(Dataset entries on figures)
------------------------------------
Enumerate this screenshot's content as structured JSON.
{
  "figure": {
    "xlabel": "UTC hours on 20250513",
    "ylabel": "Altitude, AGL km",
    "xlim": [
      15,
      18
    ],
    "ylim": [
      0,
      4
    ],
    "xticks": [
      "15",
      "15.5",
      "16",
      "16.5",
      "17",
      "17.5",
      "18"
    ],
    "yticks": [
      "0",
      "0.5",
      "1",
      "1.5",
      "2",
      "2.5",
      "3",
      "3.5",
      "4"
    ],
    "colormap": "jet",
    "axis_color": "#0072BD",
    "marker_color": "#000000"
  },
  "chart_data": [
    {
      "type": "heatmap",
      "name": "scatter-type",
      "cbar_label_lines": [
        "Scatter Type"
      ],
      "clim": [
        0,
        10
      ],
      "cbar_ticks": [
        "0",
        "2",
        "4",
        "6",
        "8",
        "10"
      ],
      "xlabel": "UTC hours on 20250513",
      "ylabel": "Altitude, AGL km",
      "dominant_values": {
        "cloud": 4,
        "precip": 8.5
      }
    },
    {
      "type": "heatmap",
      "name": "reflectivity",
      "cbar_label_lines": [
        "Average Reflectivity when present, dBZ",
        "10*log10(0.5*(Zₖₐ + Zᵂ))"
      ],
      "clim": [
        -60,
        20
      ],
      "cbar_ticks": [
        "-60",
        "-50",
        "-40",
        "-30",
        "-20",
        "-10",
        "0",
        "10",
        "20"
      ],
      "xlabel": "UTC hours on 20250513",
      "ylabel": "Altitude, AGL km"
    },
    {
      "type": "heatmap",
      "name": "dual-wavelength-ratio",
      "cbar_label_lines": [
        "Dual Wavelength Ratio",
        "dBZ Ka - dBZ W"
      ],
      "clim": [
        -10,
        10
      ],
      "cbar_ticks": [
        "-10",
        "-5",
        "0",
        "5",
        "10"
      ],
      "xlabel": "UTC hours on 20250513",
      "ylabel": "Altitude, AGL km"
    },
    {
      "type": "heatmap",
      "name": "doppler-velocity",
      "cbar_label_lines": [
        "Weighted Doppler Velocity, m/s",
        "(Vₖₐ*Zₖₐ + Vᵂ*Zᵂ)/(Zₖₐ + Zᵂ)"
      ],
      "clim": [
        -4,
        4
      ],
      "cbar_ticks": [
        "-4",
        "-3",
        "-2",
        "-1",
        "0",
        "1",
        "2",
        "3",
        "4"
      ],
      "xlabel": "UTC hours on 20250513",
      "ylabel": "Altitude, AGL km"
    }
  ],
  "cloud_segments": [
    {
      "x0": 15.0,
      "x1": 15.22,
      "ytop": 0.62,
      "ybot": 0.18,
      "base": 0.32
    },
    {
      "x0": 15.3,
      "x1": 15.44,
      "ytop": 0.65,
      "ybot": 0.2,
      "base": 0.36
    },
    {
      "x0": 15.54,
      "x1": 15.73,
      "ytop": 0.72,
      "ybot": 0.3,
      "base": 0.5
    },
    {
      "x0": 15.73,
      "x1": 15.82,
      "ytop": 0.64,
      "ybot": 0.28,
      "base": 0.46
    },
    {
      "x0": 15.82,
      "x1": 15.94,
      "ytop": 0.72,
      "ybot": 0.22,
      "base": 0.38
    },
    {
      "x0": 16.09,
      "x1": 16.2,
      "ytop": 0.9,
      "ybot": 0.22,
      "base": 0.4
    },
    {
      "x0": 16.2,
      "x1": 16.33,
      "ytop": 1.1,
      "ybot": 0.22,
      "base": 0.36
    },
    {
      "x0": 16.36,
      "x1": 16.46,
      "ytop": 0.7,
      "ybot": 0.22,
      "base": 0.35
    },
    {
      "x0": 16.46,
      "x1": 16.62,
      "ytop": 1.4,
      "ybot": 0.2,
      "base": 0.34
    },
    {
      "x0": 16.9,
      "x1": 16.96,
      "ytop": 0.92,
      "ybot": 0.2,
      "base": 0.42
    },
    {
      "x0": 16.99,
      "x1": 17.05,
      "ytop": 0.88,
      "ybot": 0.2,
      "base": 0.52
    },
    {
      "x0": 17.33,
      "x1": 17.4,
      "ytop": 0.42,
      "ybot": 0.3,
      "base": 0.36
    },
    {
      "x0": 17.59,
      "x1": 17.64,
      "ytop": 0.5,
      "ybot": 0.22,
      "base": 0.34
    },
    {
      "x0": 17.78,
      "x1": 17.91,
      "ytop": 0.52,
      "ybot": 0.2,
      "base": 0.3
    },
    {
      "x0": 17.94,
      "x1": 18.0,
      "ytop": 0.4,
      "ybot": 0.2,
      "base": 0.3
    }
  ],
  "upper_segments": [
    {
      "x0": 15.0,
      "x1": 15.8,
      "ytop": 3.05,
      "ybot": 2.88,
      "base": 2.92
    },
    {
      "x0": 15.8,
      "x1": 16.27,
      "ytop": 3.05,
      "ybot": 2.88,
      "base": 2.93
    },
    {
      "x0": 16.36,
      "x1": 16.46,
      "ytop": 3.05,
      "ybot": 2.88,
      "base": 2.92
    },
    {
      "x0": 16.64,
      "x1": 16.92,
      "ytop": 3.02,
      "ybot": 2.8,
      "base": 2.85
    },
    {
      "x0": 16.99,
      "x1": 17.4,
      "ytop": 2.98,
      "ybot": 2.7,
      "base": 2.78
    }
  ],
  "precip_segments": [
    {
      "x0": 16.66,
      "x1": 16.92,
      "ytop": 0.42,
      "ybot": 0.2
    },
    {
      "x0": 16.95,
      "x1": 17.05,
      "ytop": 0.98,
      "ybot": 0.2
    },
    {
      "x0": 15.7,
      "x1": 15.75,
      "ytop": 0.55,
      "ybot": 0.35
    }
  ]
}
------------------------------------
Write out every line from the records above, word for word.

In response:
Enumerate this screenshot's content as structured JSON.
{
  "figure": {
    "xlabel": "UTC hours on 20250513",
    "ylabel": "Altitude, AGL km",
    "xlim": [
      15,
      18
    ],
    "ylim": [
      0,
      4
    ],
    "xticks": [
      "15",
      "15.5",
      "16",
      "16.5",
      "17",
      "17.5",
      "18"
    ],
    "yticks": [
      "0",
      "0.5",
      "1",
      "1.5",
      "2",
      "2.5",
      "3",
      "3.5",
      "4"
    ],
    "colormap": "jet",
    "axis_color": "#0072BD",
    "marker_color": "#000000"
  },
  "chart_data": [
    {
      "type": "heatmap",
      "name": "scatter-type",
      "cbar_label_lines": [
        "Scatter Type"
      ],
      "clim": [
        0,
        10
      ],
      "cbar_ticks": [
        "0",
        "2",
        "4",
        "6",
        "8",
        "10"
      ],
      "xlabel": "UTC hours on 20250513",
      "ylabel": "Altitude, AGL km",
      "dominant_values": {
        "cloud": 4,
        "precip": 8.5
      }
    },
    {
      "type": "heatmap",
      "name": "reflectivity",
      "cbar_label_lines": [
        "Average Reflectivity when present, dBZ",
        "10*log10(0.5*(Zₖₐ + Zᵂ))"
      ],
      "clim": [
        -60,
        20
      ],
      "cbar_ticks": [
        "-60",
        "-50",
        "-40",
        "-30",
        "-20",
        "-10",
        "0",
        "10",
        "20"
      ],
      "xlabel": "UTC hours on 20250513",
      "ylabel": "Altitude, AGL km"
    },
    {
      "type": "heatmap",
      "name": "dual-wavelength-ratio",
      "cbar_label_lines": [
        "Dual Wavelength Ratio",
        "dBZ Ka - dBZ W"
      ],
      "clim": [
        -10,
        10
      ],
      "cbar_ticks": [
        "-10",
        "-5",
        "0",
        "5",
        "10"
      ],
      "xlabel": "UTC hours on 20250513",
      "ylabel": "Altitude, AGL km"
    },
    {
      "type": "heatmap",
      "name": "doppler-velocity",
      "cbar_label_lines": [
        "Weighted Doppler Velocity, m/s",
        "(Vₖₐ*Zₖₐ + Vᵂ*Zᵂ)/(Zₖₐ + Zᵂ)"
      ],
      "clim": [
        -4,
        4
      ],
      "cbar_ticks": [
        "-4",
        "-3",
        "-2",
        "-1",
        "0",
        "1",
        "2",
        "3",
        "4"
      ],
      "xlabel": "UTC hours on 20250513",
      "ylabel": "Altitude, AGL km"
    }
  ],
  "cloud_segments": [
    {
      "x0": 15.0,
      "x1": 15.22,
      "ytop": 0.62,
      "ybot": 0.18,
      "base": 0.32
    },
    {
      "x0": 15.3,
      "x1": 15.44,
      "ytop": 0.65,
      "ybot": 0.2,
      "base": 0.36
    },
    {
      "x0": 15.54,
      "x1": 15.73,
      "ytop": 0.72,
      "ybot": 0.3,
      "base": 0.5
    },
    {
      "x0": 15.73,
      "x1": 15.82,
      "ytop": 0.64,
      "ybot": 0.28,
      "base": 0.46
    },
    {
      "x0": 15.82,
      "x1": 15.94,
      "ytop": 0.72,
      "ybot": 0.22,
      "base": 0.38
    },
    {
      "x0": 16.09,
      "x1": 16.2,
      "ytop": 0.9,
      "ybot": 0.22,
      "base": 0.4
    },
    {
      "x0": 16.2,
      "x1": 16.33,
      "ytop": 1.1,
      "ybot": 0.22,
      "base": 0.36
    },
    {
      "x0": 16.36,
      "x1": 16.46,
      "ytop": 0.7,
      "ybot": 0.22,
      "base": 0.35
    },
    {
      "x0": 16.46,
      "x1": 16.62,
      "ytop": 1.4,
      "ybot": 0.2,
      "base": 0.34
    },
    {
      "x0": 16.9,
      "x1": 16.96,
      "ytop": 0.92,
      "ybot": 0.2,
      "base": 0.42
    },
    {
      "x0": 16.99,
      "x1": 17.05,
      "ytop": 0.88,
      "ybot": 0.2,
      "base": 0.52
    },
    {
      "x0": 17.33,
      "x1": 17.4,
      "ytop": 0.42,
      "ybot": 0.3,
      "base": 0.36
    },
    {
      "x0": 17.59,
      "x1": 17.64,
      "ytop": 0.5,
      "ybot": 0.22,
      "base": 0.34
    },
    {
      "x0": 17.78,
      "x1": 17.91,
      "ytop": 0.52,
      "ybot": 0.2,
      "base": 0.3
    },
    {
      "x0": 17.94,
      "x1": 18.0,
      "ytop": 0.4,
      "ybot": 0.2,
      "base": 0.3
    }
  ],
  "upper_segments": [
    {
      "x0": 15.0,
      "x1": 15.8,
      "ytop": 3.05,
      "ybot": 2.88,
      "base": 2.92
    },
    {
      "x0": 15.8,
      "x1": 16.27,
      "ytop": 3.05,
      "ybot": 2.88,
      "base": 2.93
    },
    {
      "x0": 16.36,
      "x1": 16.46,
      "ytop": 3.05,
      "ybot": 2.88,
      "base": 2.92
    },
    {
      "x0": 16.64,
      "x1": 16.92,
      "ytop": 3.02,
      "ybot": 2.8,
      "base": 2.85
    },
    {
      "x0": 16.99,
      "x1": 17.4,
      "ytop": 2.98,
      "ybot": 2.7,
      "base": 2.78
    }
  ],
  "precip_segments": [
    {
      "x0": 16.66,
      "x1": 16.92,
      "ytop": 0.42,
      "ybot": 0.2
    },
    {
      "x0": 16.95,
      "x1": 17.05,
      "ytop": 0.98,
      "ybot": 0.2
    },
    {
      "x0": 15.7,
      "x1": 15.75,
      "ytop": 0.55,
      "ybot": 0.35
    }
  ]
}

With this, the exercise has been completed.